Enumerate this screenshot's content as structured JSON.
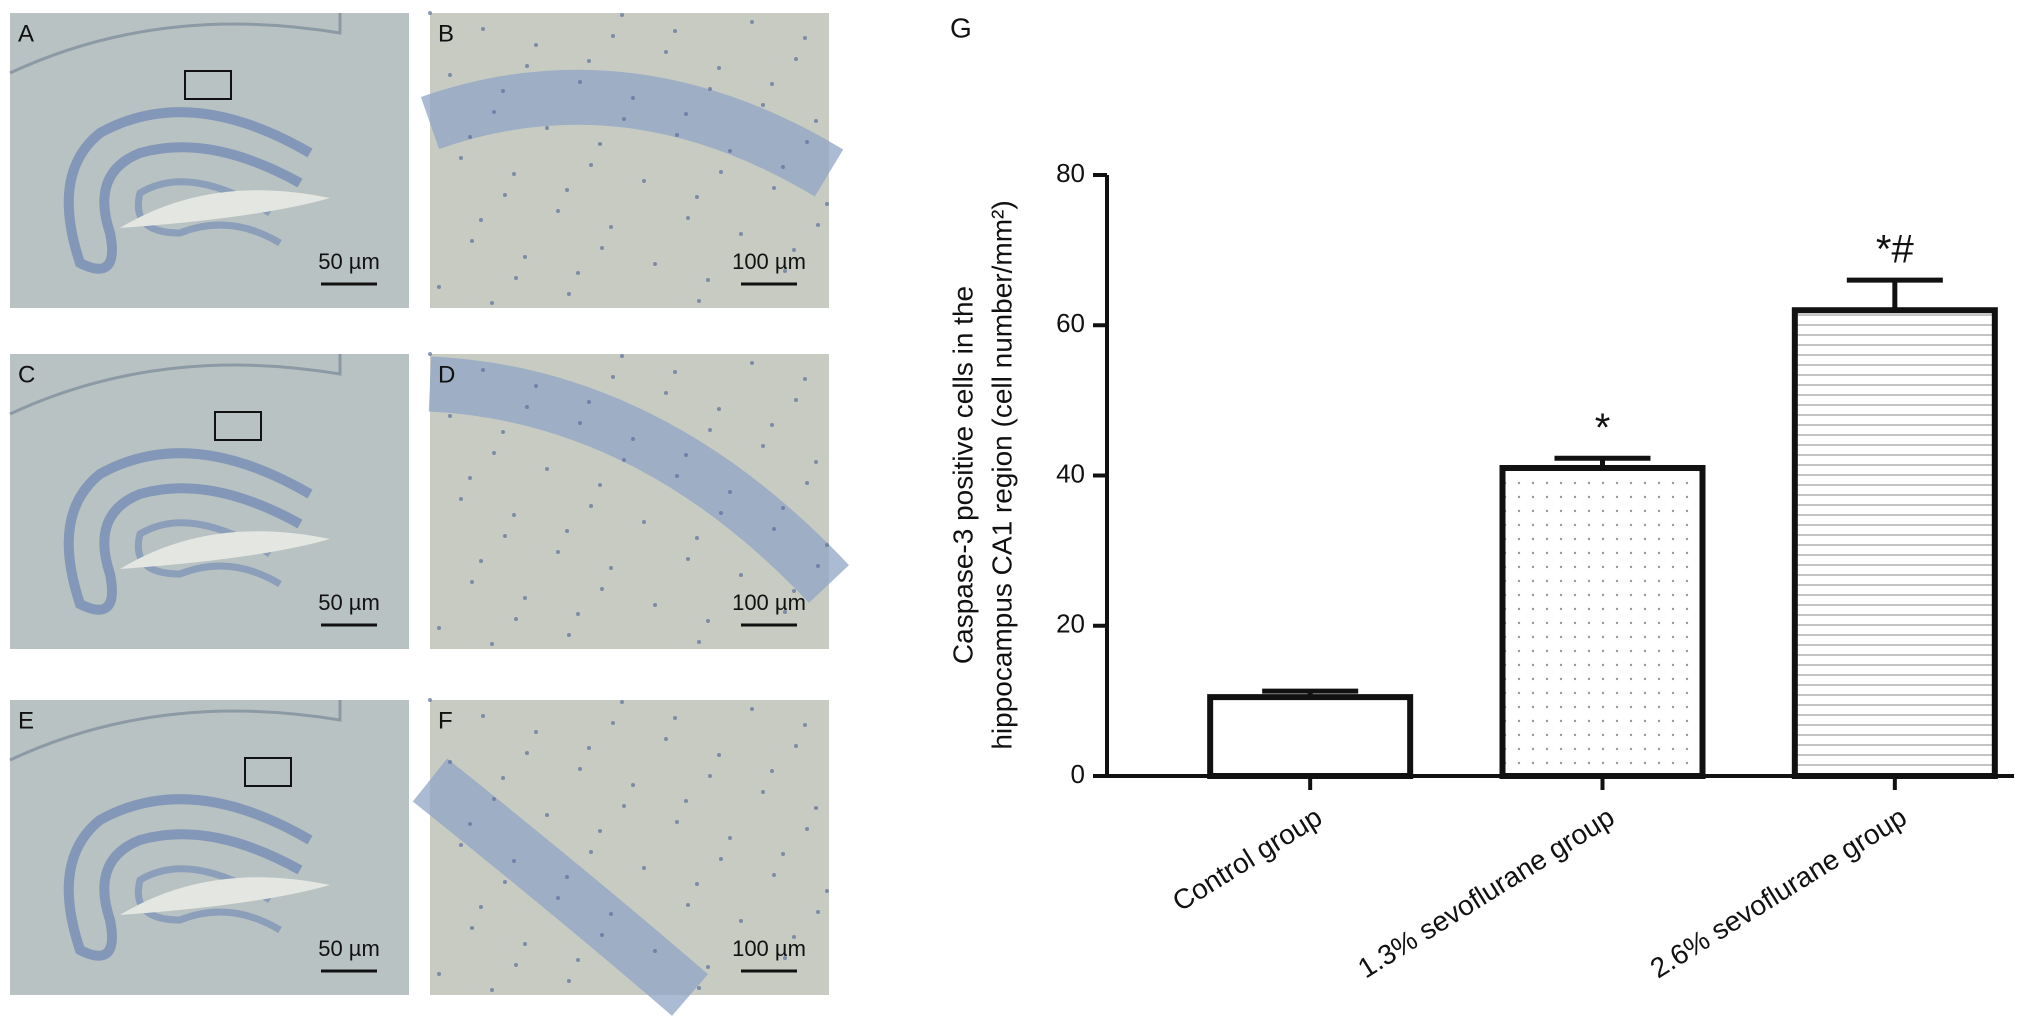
{
  "figure_label": "G",
  "panels": [
    {
      "label": "A",
      "scale_bar": "50 µm"
    },
    {
      "label": "B",
      "scale_bar": "100 µm"
    },
    {
      "label": "C",
      "scale_bar": "50 µm"
    },
    {
      "label": "D",
      "scale_bar": "100 µm"
    },
    {
      "label": "E",
      "scale_bar": "50 µm"
    },
    {
      "label": "F",
      "scale_bar": "100 µm"
    }
  ],
  "chart_data": {
    "type": "bar",
    "ylabel": [
      "Caspase-3 positive cells in the",
      "hippocampus CA1 region (cell number/mm²)"
    ],
    "categories": [
      "Control group",
      "1.3% sevoflurane group",
      "2.6% sevoflurane group"
    ],
    "values": [
      10.5,
      41,
      62
    ],
    "errors": [
      0.8,
      1.3,
      4
    ],
    "annotations": [
      null,
      "*",
      "*#"
    ],
    "patterns": [
      "solid",
      "dots",
      "hlines"
    ],
    "color": "#ffffff",
    "ylim": [
      0,
      80
    ],
    "yticks": [
      0,
      20,
      40,
      60,
      80
    ]
  }
}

= Work instructions =
Give the complete material again, exactly as written. Do not include the pictures.

= Task result =
Enumerate this screenshot's content as structured JSON.
{
  "figure_label": "G",
  "panels": [
    {
      "label": "A",
      "scale_bar": "50 µm"
    },
    {
      "label": "B",
      "scale_bar": "100 µm"
    },
    {
      "label": "C",
      "scale_bar": "50 µm"
    },
    {
      "label": "D",
      "scale_bar": "100 µm"
    },
    {
      "label": "E",
      "scale_bar": "50 µm"
    },
    {
      "label": "F",
      "scale_bar": "100 µm"
    }
  ],
  "chart_data": {
    "type": "bar",
    "ylabel": [
      "Caspase-3 positive cells in the",
      "hippocampus CA1 region (cell number/mm²)"
    ],
    "categories": [
      "Control group",
      "1.3% sevoflurane group",
      "2.6% sevoflurane group"
    ],
    "values": [
      10.5,
      41,
      62
    ],
    "errors": [
      0.8,
      1.3,
      4
    ],
    "annotations": [
      null,
      "*",
      "*#"
    ],
    "patterns": [
      "solid",
      "dots",
      "hlines"
    ],
    "color": "#ffffff",
    "ylim": [
      0,
      80
    ],
    "yticks": [
      0,
      20,
      40,
      60,
      80
    ]
  }
}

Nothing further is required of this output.